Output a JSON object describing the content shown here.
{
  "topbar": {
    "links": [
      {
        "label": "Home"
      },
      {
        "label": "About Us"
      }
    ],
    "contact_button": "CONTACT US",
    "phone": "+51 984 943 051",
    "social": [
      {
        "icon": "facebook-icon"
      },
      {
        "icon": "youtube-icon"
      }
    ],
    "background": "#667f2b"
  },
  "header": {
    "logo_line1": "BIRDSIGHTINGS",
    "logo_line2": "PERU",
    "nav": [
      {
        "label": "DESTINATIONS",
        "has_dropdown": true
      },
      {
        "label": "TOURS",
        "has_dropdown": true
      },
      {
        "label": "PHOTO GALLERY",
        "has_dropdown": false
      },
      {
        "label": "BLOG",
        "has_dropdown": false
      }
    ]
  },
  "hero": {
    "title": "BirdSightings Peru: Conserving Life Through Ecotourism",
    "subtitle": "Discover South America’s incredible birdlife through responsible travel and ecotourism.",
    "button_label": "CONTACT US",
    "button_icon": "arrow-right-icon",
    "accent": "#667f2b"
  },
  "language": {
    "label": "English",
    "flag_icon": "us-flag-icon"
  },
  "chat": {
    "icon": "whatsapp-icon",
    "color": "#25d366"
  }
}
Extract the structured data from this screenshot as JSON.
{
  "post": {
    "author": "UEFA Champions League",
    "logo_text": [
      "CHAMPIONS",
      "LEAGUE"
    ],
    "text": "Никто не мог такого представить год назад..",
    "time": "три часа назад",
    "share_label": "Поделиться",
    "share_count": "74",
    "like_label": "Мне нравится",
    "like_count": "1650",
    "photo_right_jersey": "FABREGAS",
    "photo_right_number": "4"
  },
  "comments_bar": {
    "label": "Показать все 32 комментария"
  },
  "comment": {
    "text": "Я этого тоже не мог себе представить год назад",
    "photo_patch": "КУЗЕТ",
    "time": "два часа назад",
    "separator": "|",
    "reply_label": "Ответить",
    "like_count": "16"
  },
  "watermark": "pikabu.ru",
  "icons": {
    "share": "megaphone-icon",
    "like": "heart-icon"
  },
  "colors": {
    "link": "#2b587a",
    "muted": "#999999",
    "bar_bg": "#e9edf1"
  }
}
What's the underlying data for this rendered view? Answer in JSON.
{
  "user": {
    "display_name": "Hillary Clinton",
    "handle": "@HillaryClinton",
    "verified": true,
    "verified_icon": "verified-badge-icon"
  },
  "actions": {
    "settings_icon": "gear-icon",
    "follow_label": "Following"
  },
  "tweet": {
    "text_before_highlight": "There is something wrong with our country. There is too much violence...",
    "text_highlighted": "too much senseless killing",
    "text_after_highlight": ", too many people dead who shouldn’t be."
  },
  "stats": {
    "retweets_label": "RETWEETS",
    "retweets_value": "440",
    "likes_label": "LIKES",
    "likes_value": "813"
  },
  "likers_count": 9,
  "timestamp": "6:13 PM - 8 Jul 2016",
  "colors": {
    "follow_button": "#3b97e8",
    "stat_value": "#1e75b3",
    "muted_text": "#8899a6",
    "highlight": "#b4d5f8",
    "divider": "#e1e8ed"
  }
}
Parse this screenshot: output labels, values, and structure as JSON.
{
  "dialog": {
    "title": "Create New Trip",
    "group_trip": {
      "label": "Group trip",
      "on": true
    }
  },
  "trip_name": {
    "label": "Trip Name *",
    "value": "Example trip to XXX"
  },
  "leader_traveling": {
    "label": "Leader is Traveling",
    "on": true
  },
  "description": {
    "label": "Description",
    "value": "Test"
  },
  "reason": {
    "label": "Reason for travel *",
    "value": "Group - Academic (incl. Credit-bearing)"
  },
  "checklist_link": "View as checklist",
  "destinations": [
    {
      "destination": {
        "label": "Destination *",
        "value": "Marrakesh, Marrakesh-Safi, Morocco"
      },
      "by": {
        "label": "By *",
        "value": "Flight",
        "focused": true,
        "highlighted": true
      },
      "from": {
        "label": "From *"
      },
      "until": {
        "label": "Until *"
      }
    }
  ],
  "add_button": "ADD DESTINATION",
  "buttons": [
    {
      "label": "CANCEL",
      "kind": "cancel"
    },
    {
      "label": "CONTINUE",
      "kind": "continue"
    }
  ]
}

▬▬▬

_Exercise task_
Would you copy out each line exactly as written?

_The output_
Output a JSON object describing the content shown here.
{
  "topbar": {
    "links": [
      {
        "label": "Home"
      },
      {
        "label": "About Us"
      }
    ],
    "contact_button": "CONTACT US",
    "phone": "+51 984 943 051",
    "social": [
      {
        "icon": "facebook-icon"
      },
      {
        "icon": "youtube-icon"
      }
    ],
    "background": "#667f2b"
  },
  "header": {
    "logo_line1": "BIRDSIGHTINGS",
    "logo_line2": "PERU",
    "nav": [
      {
        "label": "DESTINATIONS",
        "has_dropdown": true
      },
      {
        "label": "TOURS",
        "has_dropdown": true
      },
      {
        "label": "PHOTO GALLERY",
        "has_dropdown": false
      },
      {
        "label": "BLOG",
        "has_dropdown": false
      }
    ]
  },
  "hero": {
    "title": "BirdSightings Peru: Conserving Life Through Ecotourism",
    "subtitle": "Discover South America’s incredible birdlife through responsible travel and ecotourism.",
    "button_label": "CONTACT US",
    "button_icon": "arrow-right-icon",
    "accent": "#667f2b"
  },
  "language": {
    "label": "English",
    "flag_icon": "us-flag-icon"
  },
  "chat": {
    "icon": "whatsapp-icon",
    "color": "#25d366"
  }
}
Extract the structured data from this screenshot as JSON.
{
  "post": {
    "author": "UEFA Champions League",
    "logo_text": [
      "CHAMPIONS",
      "LEAGUE"
    ],
    "text": "Никто не мог такого представить год назад..",
    "time": "три часа назад",
    "share_label": "Поделиться",
    "share_count": "74",
    "like_label": "Мне нравится",
    "like_count": "1650",
    "photo_right_jersey": "FABREGAS",
    "photo_right_number": "4"
  },
  "comments_bar": {
    "label": "Показать все 32 комментария"
  },
  "comment": {
    "text": "Я этого тоже не мог себе представить год назад",
    "photo_patch": "КУЗЕТ",
    "time": "два часа назад",
    "separator": "|",
    "reply_label": "Ответить",
    "like_count": "16"
  },
  "watermark": "pikabu.ru",
  "icons": {
    "share": "megaphone-icon",
    "like": "heart-icon"
  },
  "colors": {
    "link": "#2b587a",
    "muted": "#999999",
    "bar_bg": "#e9edf1"
  }
}
What's the underlying data for this rendered view? Answer in JSON.
{
  "user": {
    "display_name": "Hillary Clinton",
    "handle": "@HillaryClinton",
    "verified": true,
    "verified_icon": "verified-badge-icon"
  },
  "actions": {
    "settings_icon": "gear-icon",
    "follow_label": "Following"
  },
  "tweet": {
    "text_before_highlight": "There is something wrong with our country. There is too much violence...",
    "text_highlighted": "too much senseless killing",
    "text_after_highlight": ", too many people dead who shouldn’t be."
  },
  "stats": {
    "retweets_label": "RETWEETS",
    "retweets_value": "440",
    "likes_label": "LIKES",
    "likes_value": "813"
  },
  "likers_count": 9,
  "timestamp": "6:13 PM - 8 Jul 2016",
  "colors": {
    "follow_button": "#3b97e8",
    "stat_value": "#1e75b3",
    "muted_text": "#8899a6",
    "highlight": "#b4d5f8",
    "divider": "#e1e8ed"
  }
}
Parse this screenshot: output labels, values, and structure as JSON.
{
  "dialog": {
    "title": "Create New Trip",
    "group_trip": {
      "label": "Group trip",
      "on": true
    }
  },
  "trip_name": {
    "label": "Trip Name *",
    "value": "Example trip to XXX"
  },
  "leader_traveling": {
    "label": "Leader is Traveling",
    "on": true
  },
  "description": {
    "label": "Description",
    "value": "Test"
  },
  "reason": {
    "label": "Reason for travel *",
    "value": "Group - Academic (incl. Credit-bearing)"
  },
  "checklist_link": "View as checklist",
  "destinations": [
    {
      "destination": {
        "label": "Destination *",
        "value": "Marrakesh, Marrakesh-Safi, Morocco"
      },
      "by": {
        "label": "By *",
        "value": "Flight",
        "focused": true,
        "highlighted": true
      },
      "from": {
        "label": "From *"
      },
      "until": {
        "label": "Until *"
      }
    }
  ],
  "add_button": "ADD DESTINATION",
  "buttons": [
    {
      "label": "CANCEL",
      "kind": "cancel"
    },
    {
      "label": "CONTINUE",
      "kind": "continue"
    }
  ]
}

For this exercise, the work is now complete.